### TASK TO CARRY OUT
Identify the lines that contain the word "Economics", then copy them.

### DATA SUPPLIED
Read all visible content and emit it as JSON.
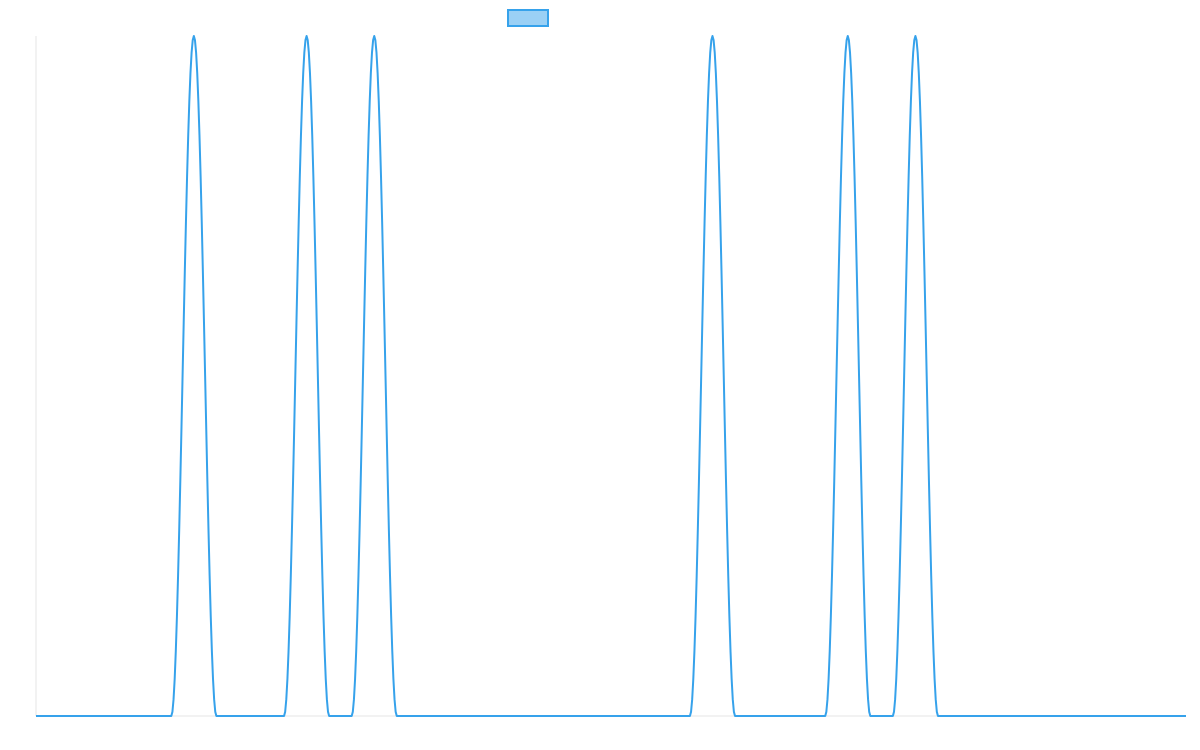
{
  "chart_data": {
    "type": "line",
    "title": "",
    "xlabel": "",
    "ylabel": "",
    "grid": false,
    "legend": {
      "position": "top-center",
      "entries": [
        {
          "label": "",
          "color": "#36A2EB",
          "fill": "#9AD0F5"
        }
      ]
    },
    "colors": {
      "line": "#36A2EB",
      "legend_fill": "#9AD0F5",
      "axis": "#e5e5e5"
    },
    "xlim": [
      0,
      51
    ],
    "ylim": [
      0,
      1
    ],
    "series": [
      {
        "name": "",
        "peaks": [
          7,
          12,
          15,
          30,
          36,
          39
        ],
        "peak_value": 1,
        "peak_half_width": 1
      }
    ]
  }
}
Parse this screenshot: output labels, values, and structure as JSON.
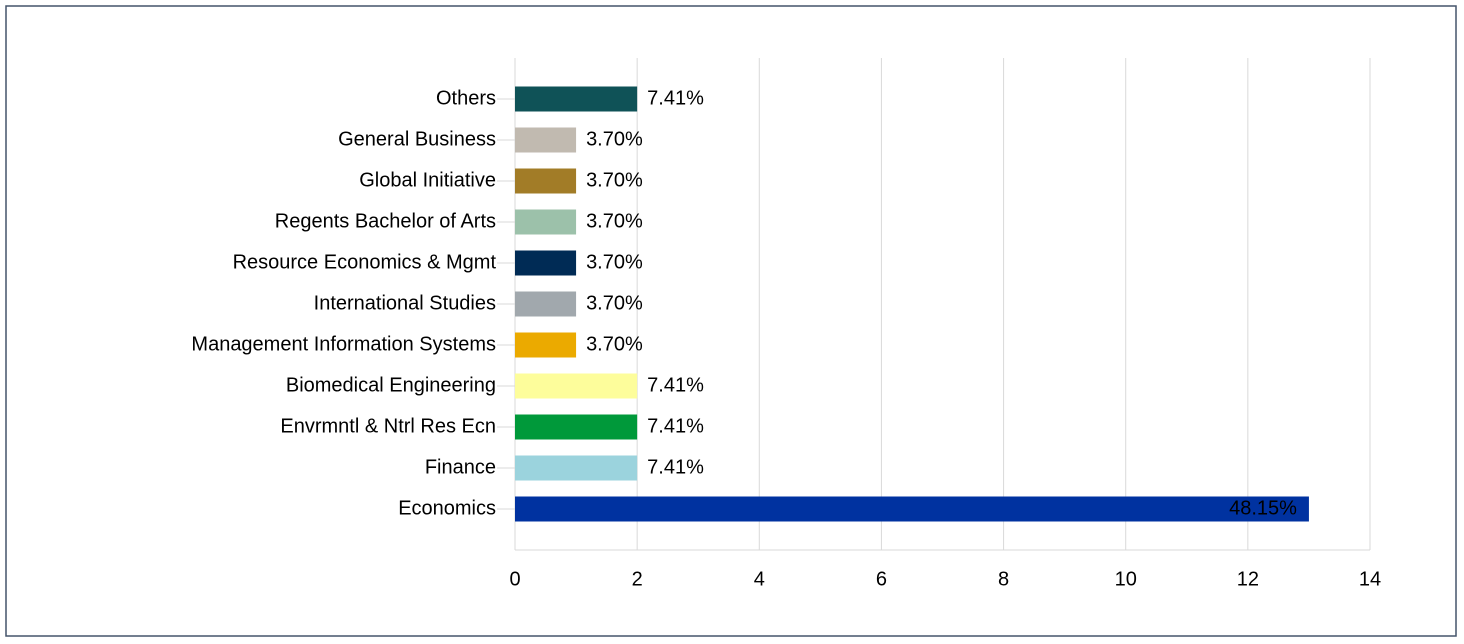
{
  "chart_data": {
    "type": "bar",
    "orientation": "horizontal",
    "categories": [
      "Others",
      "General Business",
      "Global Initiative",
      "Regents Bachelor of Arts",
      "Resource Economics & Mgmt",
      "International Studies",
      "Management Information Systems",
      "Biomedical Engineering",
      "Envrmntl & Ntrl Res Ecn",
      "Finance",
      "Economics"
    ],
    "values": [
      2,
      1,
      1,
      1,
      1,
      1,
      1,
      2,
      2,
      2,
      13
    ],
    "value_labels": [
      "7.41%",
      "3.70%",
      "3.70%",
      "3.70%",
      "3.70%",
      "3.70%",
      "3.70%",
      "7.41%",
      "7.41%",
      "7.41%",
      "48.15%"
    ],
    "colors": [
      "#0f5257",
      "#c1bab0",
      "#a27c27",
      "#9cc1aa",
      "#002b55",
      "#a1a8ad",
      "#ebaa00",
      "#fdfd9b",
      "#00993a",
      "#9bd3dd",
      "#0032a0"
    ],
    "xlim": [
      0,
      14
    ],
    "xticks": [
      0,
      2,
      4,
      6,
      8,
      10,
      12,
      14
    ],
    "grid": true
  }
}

### OUTPUT FOR THIS TASK
      "Resource Economics & Mgmt",
      "Economics"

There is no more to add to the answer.